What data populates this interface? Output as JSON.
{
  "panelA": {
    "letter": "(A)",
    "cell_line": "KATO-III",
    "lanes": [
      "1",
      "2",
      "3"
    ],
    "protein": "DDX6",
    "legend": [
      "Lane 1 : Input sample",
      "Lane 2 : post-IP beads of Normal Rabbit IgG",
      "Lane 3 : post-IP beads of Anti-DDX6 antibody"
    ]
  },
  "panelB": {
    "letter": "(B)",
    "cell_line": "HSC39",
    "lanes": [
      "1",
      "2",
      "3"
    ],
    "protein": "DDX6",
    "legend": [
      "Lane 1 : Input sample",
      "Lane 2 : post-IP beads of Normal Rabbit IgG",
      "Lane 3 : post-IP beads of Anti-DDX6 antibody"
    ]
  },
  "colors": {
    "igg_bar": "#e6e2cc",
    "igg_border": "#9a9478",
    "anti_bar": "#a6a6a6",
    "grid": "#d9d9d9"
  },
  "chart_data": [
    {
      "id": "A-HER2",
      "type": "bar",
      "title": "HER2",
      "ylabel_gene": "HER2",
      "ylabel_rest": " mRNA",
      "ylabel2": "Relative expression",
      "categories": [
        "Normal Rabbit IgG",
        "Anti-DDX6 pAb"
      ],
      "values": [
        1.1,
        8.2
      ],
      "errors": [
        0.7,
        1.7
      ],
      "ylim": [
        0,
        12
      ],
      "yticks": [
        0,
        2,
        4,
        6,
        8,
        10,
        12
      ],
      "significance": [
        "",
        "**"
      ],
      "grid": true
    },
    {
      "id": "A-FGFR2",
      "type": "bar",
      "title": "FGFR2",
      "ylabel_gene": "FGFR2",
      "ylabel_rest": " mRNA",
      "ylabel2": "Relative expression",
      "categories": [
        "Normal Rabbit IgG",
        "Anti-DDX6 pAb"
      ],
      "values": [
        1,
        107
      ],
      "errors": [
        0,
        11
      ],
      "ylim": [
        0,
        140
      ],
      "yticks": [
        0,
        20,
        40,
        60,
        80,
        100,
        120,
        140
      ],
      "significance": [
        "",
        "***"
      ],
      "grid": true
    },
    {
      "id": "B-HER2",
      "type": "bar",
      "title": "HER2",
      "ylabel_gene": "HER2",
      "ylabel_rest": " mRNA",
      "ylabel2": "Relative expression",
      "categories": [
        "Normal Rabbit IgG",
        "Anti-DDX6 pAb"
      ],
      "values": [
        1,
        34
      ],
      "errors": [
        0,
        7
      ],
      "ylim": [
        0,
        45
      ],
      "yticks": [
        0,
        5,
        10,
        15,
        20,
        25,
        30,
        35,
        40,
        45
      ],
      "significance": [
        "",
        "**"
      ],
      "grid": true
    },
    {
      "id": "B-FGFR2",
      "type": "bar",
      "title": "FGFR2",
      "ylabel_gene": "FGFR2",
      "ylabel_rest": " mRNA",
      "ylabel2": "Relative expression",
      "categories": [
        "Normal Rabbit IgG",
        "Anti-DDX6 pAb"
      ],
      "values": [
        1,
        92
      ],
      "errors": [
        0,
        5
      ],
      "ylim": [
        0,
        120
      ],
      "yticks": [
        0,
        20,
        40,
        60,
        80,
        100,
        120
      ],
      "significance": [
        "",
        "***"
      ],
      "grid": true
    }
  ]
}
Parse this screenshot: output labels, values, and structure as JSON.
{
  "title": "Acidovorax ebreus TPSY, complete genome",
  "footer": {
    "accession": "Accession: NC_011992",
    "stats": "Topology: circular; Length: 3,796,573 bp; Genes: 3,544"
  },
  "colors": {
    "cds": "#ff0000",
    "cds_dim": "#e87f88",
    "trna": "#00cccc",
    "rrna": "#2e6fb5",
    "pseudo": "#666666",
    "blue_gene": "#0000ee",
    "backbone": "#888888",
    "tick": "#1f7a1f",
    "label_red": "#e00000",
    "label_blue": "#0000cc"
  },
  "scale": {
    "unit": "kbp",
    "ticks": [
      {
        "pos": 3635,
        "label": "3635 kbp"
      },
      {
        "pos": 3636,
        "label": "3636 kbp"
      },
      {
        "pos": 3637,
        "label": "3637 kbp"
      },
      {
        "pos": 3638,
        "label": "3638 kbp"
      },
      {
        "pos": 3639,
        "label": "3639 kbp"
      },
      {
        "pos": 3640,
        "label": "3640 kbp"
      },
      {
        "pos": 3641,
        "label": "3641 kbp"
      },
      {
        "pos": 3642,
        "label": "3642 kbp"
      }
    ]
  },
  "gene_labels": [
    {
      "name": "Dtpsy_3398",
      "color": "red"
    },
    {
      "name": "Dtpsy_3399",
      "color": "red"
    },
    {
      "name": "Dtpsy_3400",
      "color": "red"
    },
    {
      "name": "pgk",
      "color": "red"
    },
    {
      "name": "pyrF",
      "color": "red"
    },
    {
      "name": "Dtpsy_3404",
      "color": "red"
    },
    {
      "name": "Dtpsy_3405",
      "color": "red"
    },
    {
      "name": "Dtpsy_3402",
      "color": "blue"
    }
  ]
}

+-------+

:: Exercise ::
All records above are to be printed exactly, with nothing omitted.

:: Exercise output ::
What data populates this interface? Output as JSON.
{
  "panelA": {
    "letter": "(A)",
    "cell_line": "KATO-III",
    "lanes": [
      "1",
      "2",
      "3"
    ],
    "protein": "DDX6",
    "legend": [
      "Lane 1 : Input sample",
      "Lane 2 : post-IP beads of Normal Rabbit IgG",
      "Lane 3 : post-IP beads of Anti-DDX6 antibody"
    ]
  },
  "panelB": {
    "letter": "(B)",
    "cell_line": "HSC39",
    "lanes": [
      "1",
      "2",
      "3"
    ],
    "protein": "DDX6",
    "legend": [
      "Lane 1 : Input sample",
      "Lane 2 : post-IP beads of Normal Rabbit IgG",
      "Lane 3 : post-IP beads of Anti-DDX6 antibody"
    ]
  },
  "colors": {
    "igg_bar": "#e6e2cc",
    "igg_border": "#9a9478",
    "anti_bar": "#a6a6a6",
    "grid": "#d9d9d9"
  },
  "chart_data": [
    {
      "id": "A-HER2",
      "type": "bar",
      "title": "HER2",
      "ylabel_gene": "HER2",
      "ylabel_rest": " mRNA",
      "ylabel2": "Relative expression",
      "categories": [
        "Normal Rabbit IgG",
        "Anti-DDX6 pAb"
      ],
      "values": [
        1.1,
        8.2
      ],
      "errors": [
        0.7,
        1.7
      ],
      "ylim": [
        0,
        12
      ],
      "yticks": [
        0,
        2,
        4,
        6,
        8,
        10,
        12
      ],
      "significance": [
        "",
        "**"
      ],
      "grid": true
    },
    {
      "id": "A-FGFR2",
      "type": "bar",
      "title": "FGFR2",
      "ylabel_gene": "FGFR2",
      "ylabel_rest": " mRNA",
      "ylabel2": "Relative expression",
      "categories": [
        "Normal Rabbit IgG",
        "Anti-DDX6 pAb"
      ],
      "values": [
        1,
        107
      ],
      "errors": [
        0,
        11
      ],
      "ylim": [
        0,
        140
      ],
      "yticks": [
        0,
        20,
        40,
        60,
        80,
        100,
        120,
        140
      ],
      "significance": [
        "",
        "***"
      ],
      "grid": true
    },
    {
      "id": "B-HER2",
      "type": "bar",
      "title": "HER2",
      "ylabel_gene": "HER2",
      "ylabel_rest": " mRNA",
      "ylabel2": "Relative expression",
      "categories": [
        "Normal Rabbit IgG",
        "Anti-DDX6 pAb"
      ],
      "values": [
        1,
        34
      ],
      "errors": [
        0,
        7
      ],
      "ylim": [
        0,
        45
      ],
      "yticks": [
        0,
        5,
        10,
        15,
        20,
        25,
        30,
        35,
        40,
        45
      ],
      "significance": [
        "",
        "**"
      ],
      "grid": true
    },
    {
      "id": "B-FGFR2",
      "type": "bar",
      "title": "FGFR2",
      "ylabel_gene": "FGFR2",
      "ylabel_rest": " mRNA",
      "ylabel2": "Relative expression",
      "categories": [
        "Normal Rabbit IgG",
        "Anti-DDX6 pAb"
      ],
      "values": [
        1,
        92
      ],
      "errors": [
        0,
        5
      ],
      "ylim": [
        0,
        120
      ],
      "yticks": [
        0,
        20,
        40,
        60,
        80,
        100,
        120
      ],
      "significance": [
        "",
        "***"
      ],
      "grid": true
    }
  ]
}
Parse this screenshot: output labels, values, and structure as JSON.
{
  "title": "Acidovorax ebreus TPSY, complete genome",
  "footer": {
    "accession": "Accession: NC_011992",
    "stats": "Topology: circular; Length: 3,796,573 bp; Genes: 3,544"
  },
  "colors": {
    "cds": "#ff0000",
    "cds_dim": "#e87f88",
    "trna": "#00cccc",
    "rrna": "#2e6fb5",
    "pseudo": "#666666",
    "blue_gene": "#0000ee",
    "backbone": "#888888",
    "tick": "#1f7a1f",
    "label_red": "#e00000",
    "label_blue": "#0000cc"
  },
  "scale": {
    "unit": "kbp",
    "ticks": [
      {
        "pos": 3635,
        "label": "3635 kbp"
      },
      {
        "pos": 3636,
        "label": "3636 kbp"
      },
      {
        "pos": 3637,
        "label": "3637 kbp"
      },
      {
        "pos": 3638,
        "label": "3638 kbp"
      },
      {
        "pos": 3639,
        "label": "3639 kbp"
      },
      {
        "pos": 3640,
        "label": "3640 kbp"
      },
      {
        "pos": 3641,
        "label": "3641 kbp"
      },
      {
        "pos": 3642,
        "label": "3642 kbp"
      }
    ]
  },
  "gene_labels": [
    {
      "name": "Dtpsy_3398",
      "color": "red"
    },
    {
      "name": "Dtpsy_3399",
      "color": "red"
    },
    {
      "name": "Dtpsy_3400",
      "color": "red"
    },
    {
      "name": "pgk",
      "color": "red"
    },
    {
      "name": "pyrF",
      "color": "red"
    },
    {
      "name": "Dtpsy_3404",
      "color": "red"
    },
    {
      "name": "Dtpsy_3405",
      "color": "red"
    },
    {
      "name": "Dtpsy_3402",
      "color": "blue"
    }
  ]
}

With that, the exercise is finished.